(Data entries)
________________________________________
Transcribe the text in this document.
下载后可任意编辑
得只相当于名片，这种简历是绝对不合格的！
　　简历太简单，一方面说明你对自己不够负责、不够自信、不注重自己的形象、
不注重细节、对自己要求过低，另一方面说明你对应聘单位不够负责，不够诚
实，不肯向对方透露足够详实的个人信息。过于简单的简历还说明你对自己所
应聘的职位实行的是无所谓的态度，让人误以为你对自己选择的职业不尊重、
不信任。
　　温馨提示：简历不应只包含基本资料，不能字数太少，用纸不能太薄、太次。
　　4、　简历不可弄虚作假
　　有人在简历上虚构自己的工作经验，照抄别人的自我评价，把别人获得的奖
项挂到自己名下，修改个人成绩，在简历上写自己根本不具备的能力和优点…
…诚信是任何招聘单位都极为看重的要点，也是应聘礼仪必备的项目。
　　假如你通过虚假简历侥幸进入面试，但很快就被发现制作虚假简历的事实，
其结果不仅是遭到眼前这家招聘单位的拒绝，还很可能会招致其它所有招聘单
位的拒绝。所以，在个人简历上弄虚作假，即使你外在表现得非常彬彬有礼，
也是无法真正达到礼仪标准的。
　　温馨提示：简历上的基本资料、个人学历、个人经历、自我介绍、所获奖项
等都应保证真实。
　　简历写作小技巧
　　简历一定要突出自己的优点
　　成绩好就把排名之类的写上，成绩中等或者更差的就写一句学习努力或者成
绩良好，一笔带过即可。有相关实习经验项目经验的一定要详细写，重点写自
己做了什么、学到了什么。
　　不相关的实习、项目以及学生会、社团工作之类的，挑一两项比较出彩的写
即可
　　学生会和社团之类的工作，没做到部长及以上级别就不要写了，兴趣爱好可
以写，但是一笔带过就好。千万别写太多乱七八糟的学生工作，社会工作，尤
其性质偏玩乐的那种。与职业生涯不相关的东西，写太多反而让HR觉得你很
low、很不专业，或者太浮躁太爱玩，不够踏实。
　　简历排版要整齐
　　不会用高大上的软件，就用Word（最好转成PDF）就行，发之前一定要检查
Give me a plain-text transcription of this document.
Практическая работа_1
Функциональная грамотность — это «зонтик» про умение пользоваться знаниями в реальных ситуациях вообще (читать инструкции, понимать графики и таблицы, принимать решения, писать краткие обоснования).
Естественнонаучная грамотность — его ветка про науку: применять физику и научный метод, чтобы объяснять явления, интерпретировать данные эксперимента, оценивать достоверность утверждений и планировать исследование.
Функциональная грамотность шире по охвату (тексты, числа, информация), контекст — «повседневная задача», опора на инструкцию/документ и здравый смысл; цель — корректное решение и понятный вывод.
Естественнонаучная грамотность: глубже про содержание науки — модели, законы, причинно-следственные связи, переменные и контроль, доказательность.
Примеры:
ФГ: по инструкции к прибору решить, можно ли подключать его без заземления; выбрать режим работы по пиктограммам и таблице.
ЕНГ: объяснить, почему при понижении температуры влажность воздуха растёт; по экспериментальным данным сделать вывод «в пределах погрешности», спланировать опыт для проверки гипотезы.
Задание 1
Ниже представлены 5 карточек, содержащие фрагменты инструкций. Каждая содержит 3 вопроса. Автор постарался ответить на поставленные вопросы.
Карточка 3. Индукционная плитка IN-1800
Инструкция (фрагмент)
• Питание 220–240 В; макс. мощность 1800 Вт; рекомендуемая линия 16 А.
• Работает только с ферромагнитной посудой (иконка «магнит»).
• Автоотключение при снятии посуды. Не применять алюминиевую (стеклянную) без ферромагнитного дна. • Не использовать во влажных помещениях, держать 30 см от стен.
________________________________________
:: Required task ::
Looking at the records above, work out how many lines include the word "温馨提示", then give that number by itself.

:: Output of the exercise ::
2